Objective » Collect every line in the records below that contains the word "name".

Stored items from a collection »
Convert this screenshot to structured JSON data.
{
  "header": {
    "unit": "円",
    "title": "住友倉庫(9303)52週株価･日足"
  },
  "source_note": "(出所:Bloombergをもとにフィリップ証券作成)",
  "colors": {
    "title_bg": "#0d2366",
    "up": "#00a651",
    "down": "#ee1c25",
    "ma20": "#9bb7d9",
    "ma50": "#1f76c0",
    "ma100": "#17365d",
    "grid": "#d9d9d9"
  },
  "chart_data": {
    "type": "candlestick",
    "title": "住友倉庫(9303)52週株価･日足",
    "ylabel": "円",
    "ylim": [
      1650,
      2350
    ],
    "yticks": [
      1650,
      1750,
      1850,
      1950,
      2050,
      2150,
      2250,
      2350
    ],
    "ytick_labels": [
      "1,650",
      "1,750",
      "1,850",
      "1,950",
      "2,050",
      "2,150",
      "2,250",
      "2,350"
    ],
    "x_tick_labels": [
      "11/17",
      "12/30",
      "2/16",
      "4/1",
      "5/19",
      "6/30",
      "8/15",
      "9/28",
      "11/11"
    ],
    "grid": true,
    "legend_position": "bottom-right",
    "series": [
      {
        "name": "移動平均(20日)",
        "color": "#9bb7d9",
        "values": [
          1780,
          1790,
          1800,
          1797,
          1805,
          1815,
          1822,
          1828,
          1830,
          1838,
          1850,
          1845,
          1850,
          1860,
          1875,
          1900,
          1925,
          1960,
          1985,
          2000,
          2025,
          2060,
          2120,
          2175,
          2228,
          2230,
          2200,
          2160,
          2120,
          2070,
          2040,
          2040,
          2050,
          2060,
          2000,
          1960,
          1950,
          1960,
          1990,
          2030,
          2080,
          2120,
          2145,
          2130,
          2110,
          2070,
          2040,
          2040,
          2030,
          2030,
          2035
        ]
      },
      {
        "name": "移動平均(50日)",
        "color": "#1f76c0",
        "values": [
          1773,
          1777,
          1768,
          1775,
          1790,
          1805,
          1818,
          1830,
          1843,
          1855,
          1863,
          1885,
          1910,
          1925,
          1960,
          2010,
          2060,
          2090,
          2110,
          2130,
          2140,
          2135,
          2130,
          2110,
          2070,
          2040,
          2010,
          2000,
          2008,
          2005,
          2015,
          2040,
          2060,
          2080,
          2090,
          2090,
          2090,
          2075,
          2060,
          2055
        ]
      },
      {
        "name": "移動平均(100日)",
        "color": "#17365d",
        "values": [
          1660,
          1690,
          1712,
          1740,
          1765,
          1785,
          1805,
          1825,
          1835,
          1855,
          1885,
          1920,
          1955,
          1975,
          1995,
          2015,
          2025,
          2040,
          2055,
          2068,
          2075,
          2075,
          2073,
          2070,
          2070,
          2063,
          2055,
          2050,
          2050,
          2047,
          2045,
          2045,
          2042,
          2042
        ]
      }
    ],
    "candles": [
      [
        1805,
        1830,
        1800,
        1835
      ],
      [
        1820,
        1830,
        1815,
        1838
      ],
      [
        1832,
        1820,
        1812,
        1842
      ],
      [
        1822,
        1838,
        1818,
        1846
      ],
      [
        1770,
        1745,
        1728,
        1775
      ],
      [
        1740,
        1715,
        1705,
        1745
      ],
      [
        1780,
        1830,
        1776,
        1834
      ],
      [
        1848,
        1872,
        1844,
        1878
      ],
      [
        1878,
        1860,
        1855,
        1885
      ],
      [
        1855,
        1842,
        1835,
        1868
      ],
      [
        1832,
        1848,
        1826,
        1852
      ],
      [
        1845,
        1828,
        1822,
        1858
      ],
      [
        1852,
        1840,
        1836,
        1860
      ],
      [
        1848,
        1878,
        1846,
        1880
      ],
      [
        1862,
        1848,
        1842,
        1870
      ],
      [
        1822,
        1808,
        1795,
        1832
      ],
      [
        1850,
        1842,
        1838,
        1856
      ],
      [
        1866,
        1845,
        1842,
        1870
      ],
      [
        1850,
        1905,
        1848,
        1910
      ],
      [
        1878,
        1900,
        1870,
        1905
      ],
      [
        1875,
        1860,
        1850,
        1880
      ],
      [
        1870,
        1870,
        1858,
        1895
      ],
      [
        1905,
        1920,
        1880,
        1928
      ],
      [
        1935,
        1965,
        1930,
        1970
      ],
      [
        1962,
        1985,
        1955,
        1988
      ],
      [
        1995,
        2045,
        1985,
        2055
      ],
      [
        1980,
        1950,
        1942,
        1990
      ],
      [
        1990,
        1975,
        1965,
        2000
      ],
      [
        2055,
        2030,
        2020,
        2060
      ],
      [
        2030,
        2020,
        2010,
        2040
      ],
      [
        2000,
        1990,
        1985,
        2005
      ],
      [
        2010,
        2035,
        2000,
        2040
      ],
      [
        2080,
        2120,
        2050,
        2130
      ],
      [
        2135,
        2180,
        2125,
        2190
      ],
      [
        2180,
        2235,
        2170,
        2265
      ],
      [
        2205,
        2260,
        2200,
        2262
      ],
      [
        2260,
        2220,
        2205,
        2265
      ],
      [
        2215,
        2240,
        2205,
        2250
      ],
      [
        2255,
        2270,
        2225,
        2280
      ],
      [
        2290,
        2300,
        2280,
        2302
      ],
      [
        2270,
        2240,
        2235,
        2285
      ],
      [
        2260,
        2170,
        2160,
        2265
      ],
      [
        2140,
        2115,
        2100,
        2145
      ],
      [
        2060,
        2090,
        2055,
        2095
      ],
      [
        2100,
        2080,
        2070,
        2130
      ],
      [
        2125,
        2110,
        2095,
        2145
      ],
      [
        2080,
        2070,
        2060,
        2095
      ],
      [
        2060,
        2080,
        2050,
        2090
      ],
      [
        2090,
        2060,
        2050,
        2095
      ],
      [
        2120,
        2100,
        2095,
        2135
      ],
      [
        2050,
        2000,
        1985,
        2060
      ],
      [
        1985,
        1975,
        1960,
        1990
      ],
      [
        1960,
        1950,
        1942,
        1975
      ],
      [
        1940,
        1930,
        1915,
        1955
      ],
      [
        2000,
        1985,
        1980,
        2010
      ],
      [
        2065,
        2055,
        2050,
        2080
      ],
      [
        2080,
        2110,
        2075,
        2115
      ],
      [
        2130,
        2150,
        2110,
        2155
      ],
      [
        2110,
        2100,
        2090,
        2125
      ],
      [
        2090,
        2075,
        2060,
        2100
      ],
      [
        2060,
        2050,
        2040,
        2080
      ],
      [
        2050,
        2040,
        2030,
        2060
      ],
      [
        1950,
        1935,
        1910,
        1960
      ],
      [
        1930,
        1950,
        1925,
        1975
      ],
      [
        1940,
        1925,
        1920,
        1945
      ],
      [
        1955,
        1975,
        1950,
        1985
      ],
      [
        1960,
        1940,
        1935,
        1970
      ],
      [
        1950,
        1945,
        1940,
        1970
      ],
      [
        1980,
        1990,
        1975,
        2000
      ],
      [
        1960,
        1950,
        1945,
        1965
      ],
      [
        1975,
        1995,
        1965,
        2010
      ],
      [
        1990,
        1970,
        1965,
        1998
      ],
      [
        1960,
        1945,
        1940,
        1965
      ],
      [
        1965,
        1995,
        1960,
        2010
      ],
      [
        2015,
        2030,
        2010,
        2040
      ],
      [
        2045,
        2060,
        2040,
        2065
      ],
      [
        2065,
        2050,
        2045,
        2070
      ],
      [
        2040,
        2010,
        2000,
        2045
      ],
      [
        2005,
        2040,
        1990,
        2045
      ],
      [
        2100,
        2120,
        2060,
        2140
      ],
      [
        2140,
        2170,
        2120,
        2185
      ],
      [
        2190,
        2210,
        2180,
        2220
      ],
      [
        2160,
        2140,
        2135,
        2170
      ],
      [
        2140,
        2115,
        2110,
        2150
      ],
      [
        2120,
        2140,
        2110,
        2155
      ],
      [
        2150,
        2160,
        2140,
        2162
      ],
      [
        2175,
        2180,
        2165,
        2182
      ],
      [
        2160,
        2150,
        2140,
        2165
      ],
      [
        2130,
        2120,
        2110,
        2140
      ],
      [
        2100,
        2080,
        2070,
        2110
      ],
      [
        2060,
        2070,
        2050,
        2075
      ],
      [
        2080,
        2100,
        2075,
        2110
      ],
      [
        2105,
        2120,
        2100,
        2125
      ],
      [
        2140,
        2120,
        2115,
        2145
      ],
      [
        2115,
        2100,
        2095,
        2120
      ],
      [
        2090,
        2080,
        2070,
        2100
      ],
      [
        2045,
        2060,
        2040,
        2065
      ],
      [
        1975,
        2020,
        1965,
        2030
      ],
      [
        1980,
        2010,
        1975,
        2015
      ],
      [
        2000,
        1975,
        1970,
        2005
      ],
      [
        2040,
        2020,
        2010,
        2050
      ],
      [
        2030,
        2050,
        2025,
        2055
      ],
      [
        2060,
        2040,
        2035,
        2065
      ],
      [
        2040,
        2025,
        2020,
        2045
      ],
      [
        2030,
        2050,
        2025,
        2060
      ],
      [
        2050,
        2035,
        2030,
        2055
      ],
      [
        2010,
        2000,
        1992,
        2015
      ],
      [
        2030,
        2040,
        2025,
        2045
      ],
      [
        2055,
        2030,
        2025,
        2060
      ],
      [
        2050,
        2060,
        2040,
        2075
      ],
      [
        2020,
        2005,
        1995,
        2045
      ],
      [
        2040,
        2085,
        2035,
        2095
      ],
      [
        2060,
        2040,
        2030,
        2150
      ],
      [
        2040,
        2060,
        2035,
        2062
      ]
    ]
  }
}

Result of the exercise »
        "name": "移動平均(20日)",
        "name": "移動平均(50日)",
        "name": "移動平均(100日)",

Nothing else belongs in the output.